===== RECORDS TO USE =====

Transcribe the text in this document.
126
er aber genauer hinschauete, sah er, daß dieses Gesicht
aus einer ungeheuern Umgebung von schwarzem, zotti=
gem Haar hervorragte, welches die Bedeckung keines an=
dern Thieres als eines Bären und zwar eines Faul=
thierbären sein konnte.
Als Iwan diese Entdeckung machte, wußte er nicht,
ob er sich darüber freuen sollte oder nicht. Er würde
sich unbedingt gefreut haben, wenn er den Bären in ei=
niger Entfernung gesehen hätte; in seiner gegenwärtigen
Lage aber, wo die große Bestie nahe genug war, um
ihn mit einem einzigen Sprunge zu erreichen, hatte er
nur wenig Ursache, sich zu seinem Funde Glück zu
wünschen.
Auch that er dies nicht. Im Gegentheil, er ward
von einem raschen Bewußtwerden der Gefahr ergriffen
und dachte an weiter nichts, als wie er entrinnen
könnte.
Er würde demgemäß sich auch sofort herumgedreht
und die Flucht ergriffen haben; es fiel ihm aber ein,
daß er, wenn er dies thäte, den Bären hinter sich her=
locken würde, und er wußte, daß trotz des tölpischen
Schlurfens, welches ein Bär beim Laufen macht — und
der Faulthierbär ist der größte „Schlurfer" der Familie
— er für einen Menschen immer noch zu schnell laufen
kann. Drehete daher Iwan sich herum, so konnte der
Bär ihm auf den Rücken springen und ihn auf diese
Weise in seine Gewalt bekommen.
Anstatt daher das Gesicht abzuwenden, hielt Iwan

=====

# WHAT THE EXERCISE ASKS
Using the data above, repeat every line exactly.

# FINAL RESULT
Transcribe the text in this document.
126
er aber genauer hinschauete, sah er, daß dieses Gesicht
aus einer ungeheuern Umgebung von schwarzem, zotti=
gem Haar hervorragte, welches die Bedeckung keines an=
dern Thieres als eines Bären und zwar eines Faul=
thierbären sein konnte.
Als Iwan diese Entdeckung machte, wußte er nicht,
ob er sich darüber freuen sollte oder nicht. Er würde
sich unbedingt gefreut haben, wenn er den Bären in ei=
niger Entfernung gesehen hätte; in seiner gegenwärtigen
Lage aber, wo die große Bestie nahe genug war, um
ihn mit einem einzigen Sprunge zu erreichen, hatte er
nur wenig Ursache, sich zu seinem Funde Glück zu
wünschen.
Auch that er dies nicht. Im Gegentheil, er ward
von einem raschen Bewußtwerden der Gefahr ergriffen
und dachte an weiter nichts, als wie er entrinnen
könnte.
Er würde demgemäß sich auch sofort herumgedreht
und die Flucht ergriffen haben; es fiel ihm aber ein,
daß er, wenn er dies thäte, den Bären hinter sich her=
locken würde, und er wußte, daß trotz des tölpischen
Schlurfens, welches ein Bär beim Laufen macht — und
der Faulthierbär ist der größte „Schlurfer" der Familie
— er für einen Menschen immer noch zu schnell laufen
kann. Drehete daher Iwan sich herum, so konnte der
Bär ihm auf den Rücken springen und ihn auf diese
Weise in seine Gewalt bekommen.
Anstatt daher das Gesicht abzuwenden, hielt Iwan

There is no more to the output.